Exercise directions | Present each line of the entries below that holds the word "przez".

Record extracts |
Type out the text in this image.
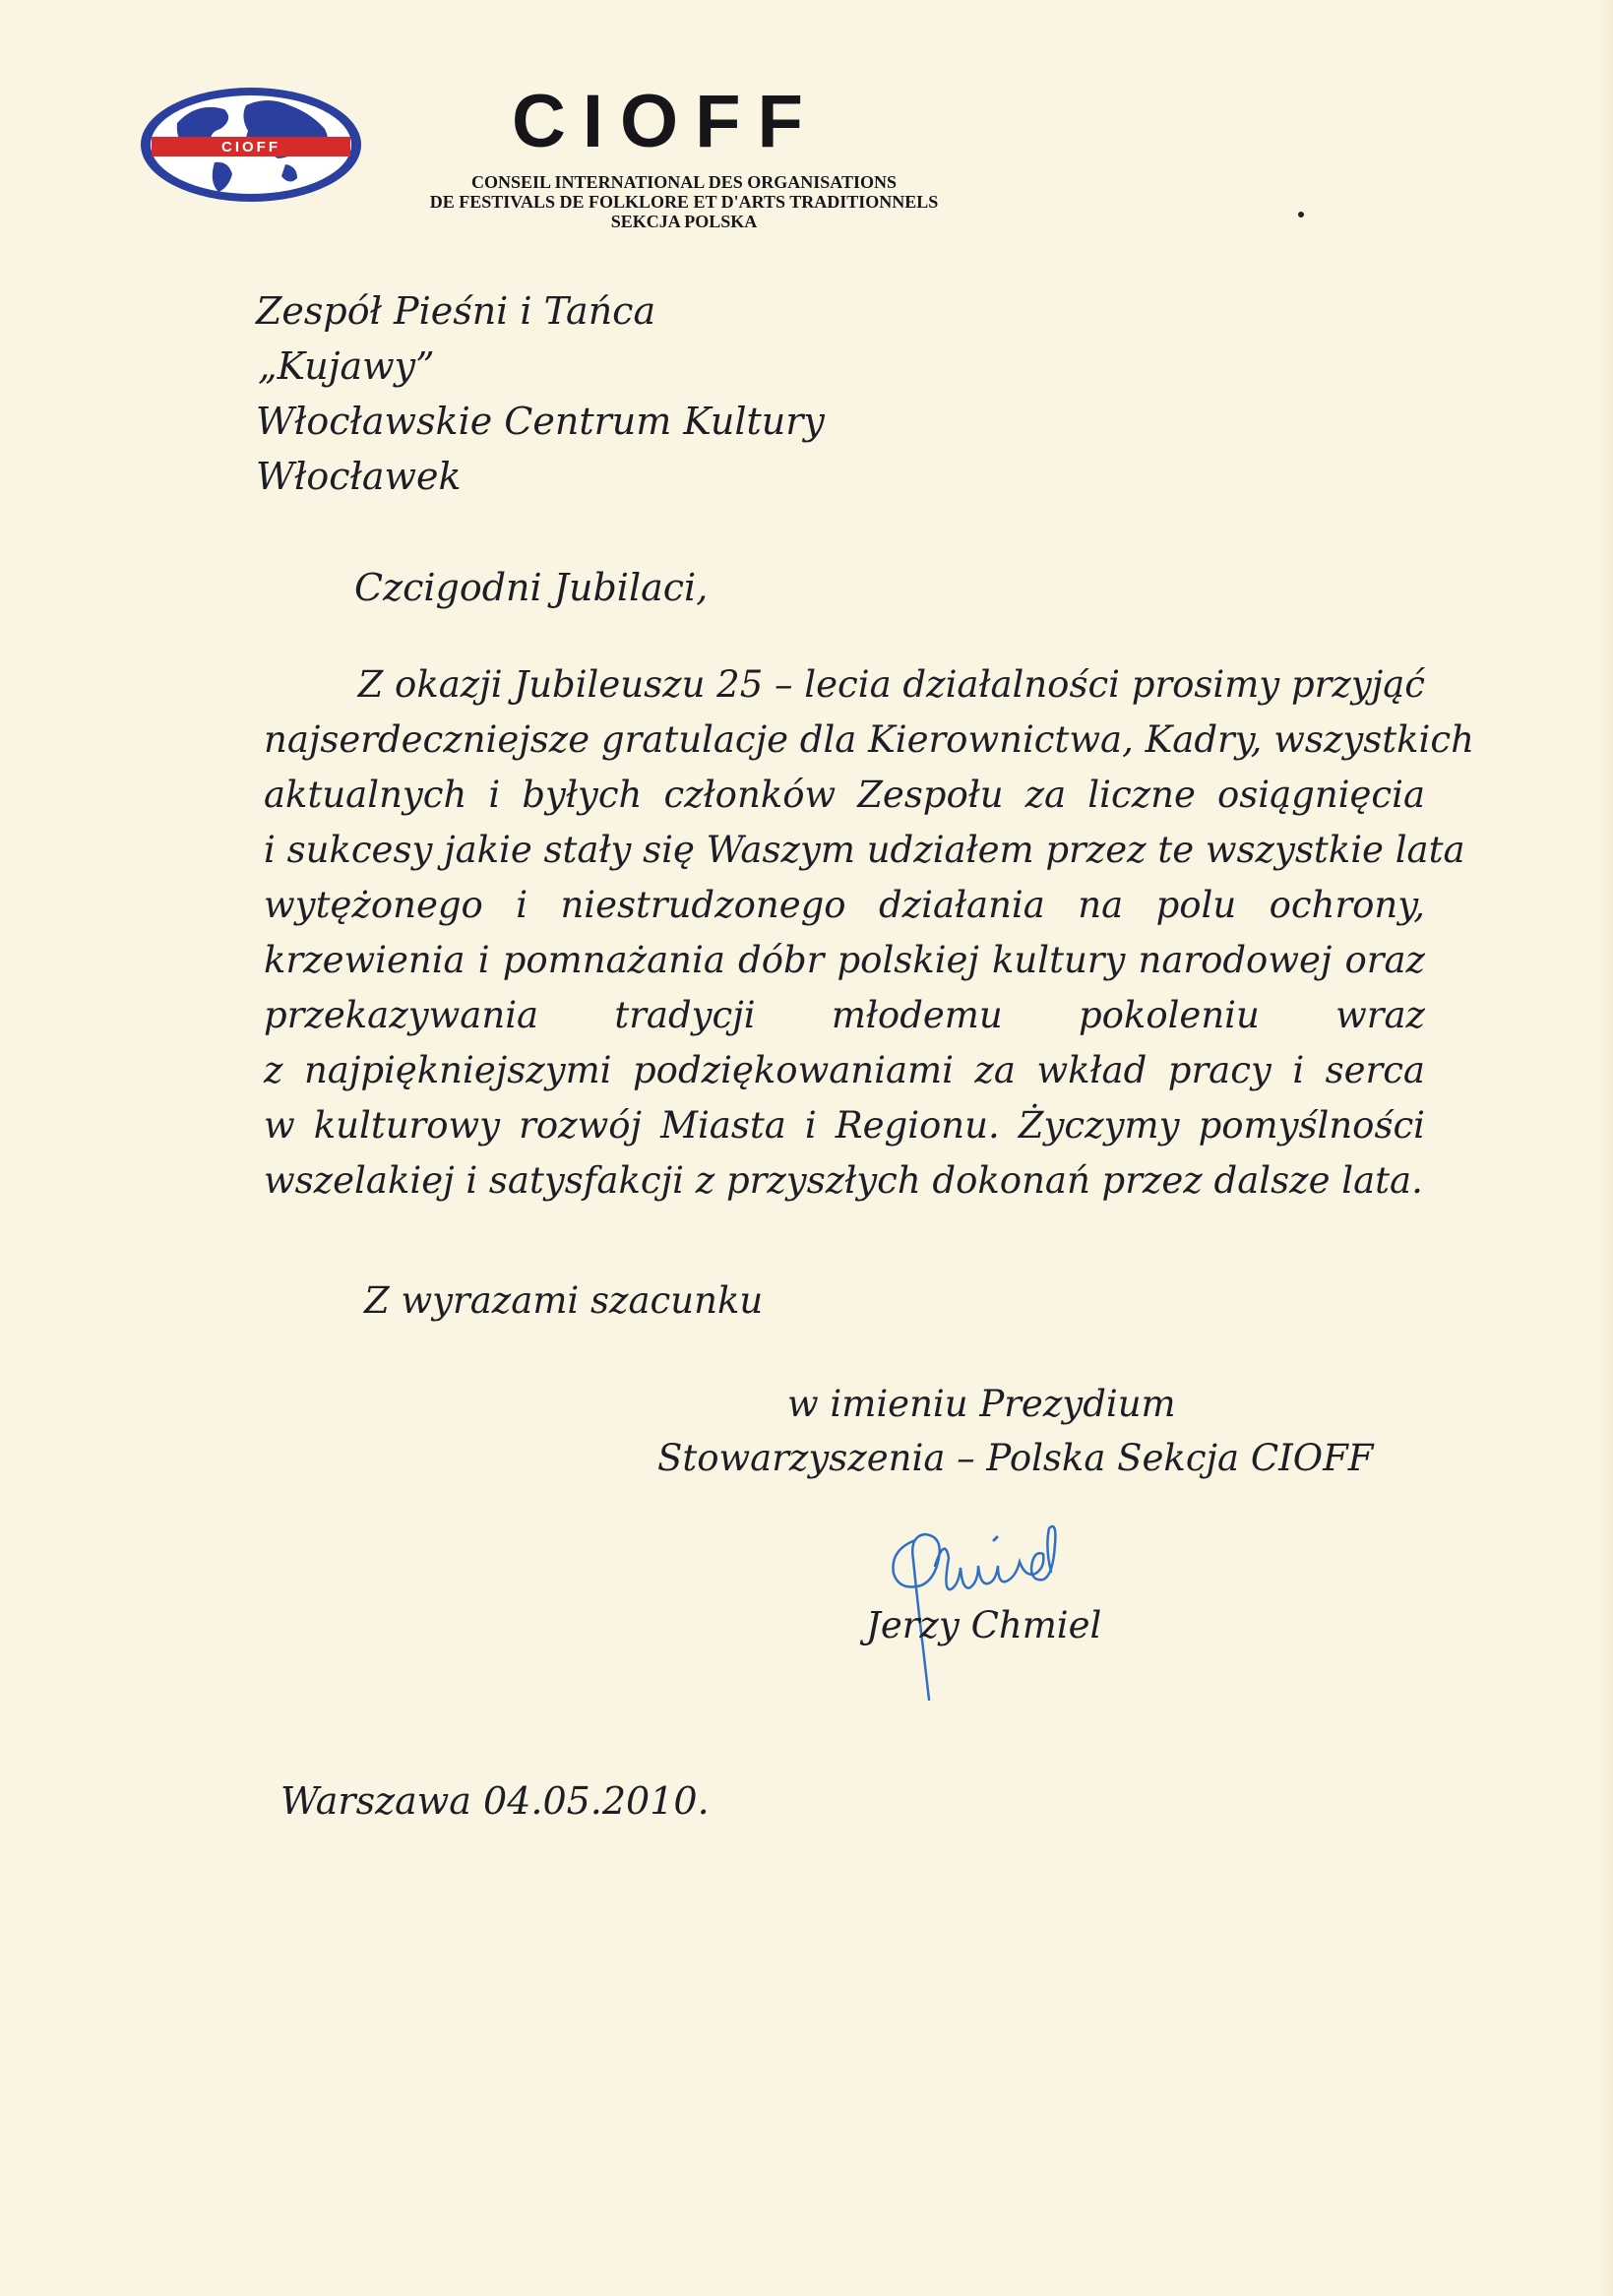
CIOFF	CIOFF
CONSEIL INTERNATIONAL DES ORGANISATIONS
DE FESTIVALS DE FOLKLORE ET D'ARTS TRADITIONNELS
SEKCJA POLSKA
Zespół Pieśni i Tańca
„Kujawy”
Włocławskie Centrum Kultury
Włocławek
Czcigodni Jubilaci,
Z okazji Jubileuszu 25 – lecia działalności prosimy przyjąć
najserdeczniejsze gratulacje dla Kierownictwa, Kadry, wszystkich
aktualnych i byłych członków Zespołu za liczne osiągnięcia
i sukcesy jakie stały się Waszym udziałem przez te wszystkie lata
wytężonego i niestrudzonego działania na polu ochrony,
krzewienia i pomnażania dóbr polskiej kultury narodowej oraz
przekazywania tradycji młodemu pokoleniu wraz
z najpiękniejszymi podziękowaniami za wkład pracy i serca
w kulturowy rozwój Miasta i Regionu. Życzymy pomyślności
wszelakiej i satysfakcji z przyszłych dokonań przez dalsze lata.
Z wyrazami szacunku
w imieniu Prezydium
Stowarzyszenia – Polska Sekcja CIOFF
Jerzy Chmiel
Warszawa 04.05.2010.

The output |
i sukcesy jakie stały się Waszym udziałem przez te wszystkie lata
wszelakiej i satysfakcji z przyszłych dokonań przez dalsze lata.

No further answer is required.